— START RECORDS FOR THE TASK —

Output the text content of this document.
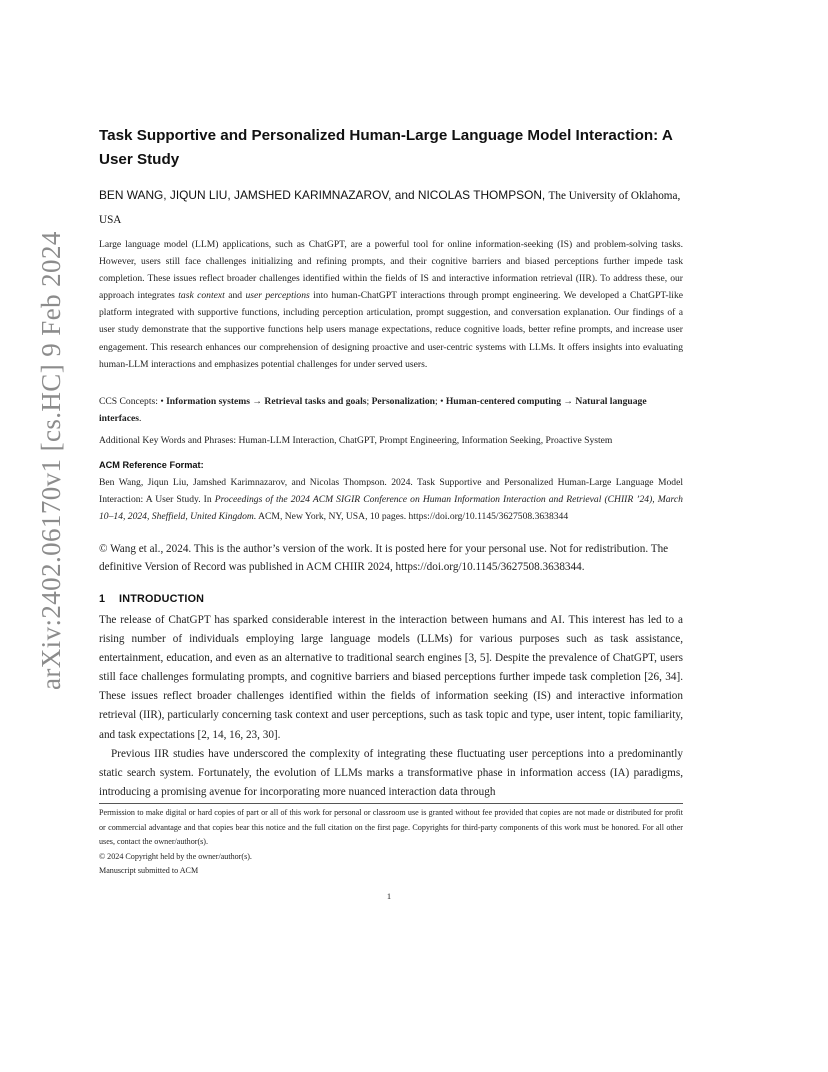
arXiv:2402.06170v1 [cs.HC] 9 Feb 2024
Task Supportive and Personalized Human-Large Language Model Interaction: A User Study
BEN WANG, JIQUN LIU, JAMSHED KARIMNAZAROV, and NICOLAS THOMPSON, The University of Oklahoma, USA
Large language model (LLM) applications, such as ChatGPT, are a powerful tool for online information-seeking (IS) and problem-solving tasks. However, users still face challenges initializing and refining prompts, and their cognitive barriers and biased perceptions further impede task completion. These issues reflect broader challenges identified within the fields of IS and interactive information retrieval (IIR). To address these, our approach integrates task context and user perceptions into human-ChatGPT interactions through prompt engineering. We developed a ChatGPT-like platform integrated with supportive functions, including perception articulation, prompt suggestion, and conversation explanation. Our findings of a user study demonstrate that the supportive functions help users manage expectations, reduce cognitive loads, better refine prompts, and increase user engagement. This research enhances our comprehension of designing proactive and user-centric systems with LLMs. It offers insights into evaluating human-LLM interactions and emphasizes potential challenges for under served users.
CCS Concepts: • Information systems → Retrieval tasks and goals; Personalization; • Human-centered computing → Natural language interfaces.
Additional Key Words and Phrases: Human-LLM Interaction, ChatGPT, Prompt Engineering, Information Seeking, Proactive System
ACM Reference Format:
Ben Wang, Jiqun Liu, Jamshed Karimnazarov, and Nicolas Thompson. 2024. Task Supportive and Personalized Human-Large Language Model Interaction: A User Study. In Proceedings of the 2024 ACM SIGIR Conference on Human Information Interaction and Retrieval (CHIIR ’24), March 10–14, 2024, Sheffield, United Kingdom. ACM, New York, NY, USA, 10 pages. https://doi.org/10.1145/3627508.3638344
© Wang et al., 2024. This is the author’s version of the work. It is posted here for your personal use. Not for redistribution. The definitive Version of Record was published in ACM CHIIR 2024, https://doi.org/10.1145/3627508.3638344.
1 INTRODUCTION

The release of ChatGPT has sparked considerable interest in the interaction between humans and AI. This interest has led to a rising number of individuals employing large language models (LLMs) for various purposes such as task assistance, entertainment, education, and even as an alternative to traditional search engines [3, 5]. Despite the prevalence of ChatGPT, users still face challenges formulating prompts, and cognitive barriers and biased perceptions further impede task completion [26, 34]. These issues reflect broader challenges identified within the fields of information seeking (IS) and interactive information retrieval (IIR), particularly concerning task context and user perceptions, such as task topic and type, user intent, topic familiarity, and task expectations [2, 14, 16, 23, 30].

Previous IIR studies have underscored the complexity of integrating these fluctuating user perceptions into a predominantly static search system. Fortunately, the evolution of LLMs marks a transformative phase in information access (IA) paradigms, introducing a promising avenue for incorporating more nuanced interaction data through

Permission to make digital or hard copies of part or all of this work for personal or classroom use is granted without fee provided that copies are not made or distributed for profit or commercial advantage and that copies bear this notice and the full citation on the first page. Copyrights for third-party components of this work must be honored. For all other uses, contact the owner/author(s).

© 2024 Copyright held by the owner/author(s).

Manuscript submitted to ACM

1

— END RECORDS FOR THE TASK —

WHAT TO DO
Where a line above includes "CHIIR", copy that line.

RESPONSE
Ben Wang, Jiqun Liu, Jamshed Karimnazarov, and Nicolas Thompson. 2024. Task Supportive and Personalized Human-Large Language Model Interaction: A User Study. In Proceedings of the 2024 ACM SIGIR Conference on Human Information Interaction and Retrieval (CHIIR ’24), March 10–14, 2024, Sheffield, United Kingdom. ACM, New York, NY, USA, 10 pages. https://doi.org/10.1145/3627508.3638344
© Wang et al., 2024. This is the author’s version of the work. It is posted here for your personal use. Not for redistribution. The definitive Version of Record was published in ACM CHIIR 2024, https://doi.org/10.1145/3627508.3638344.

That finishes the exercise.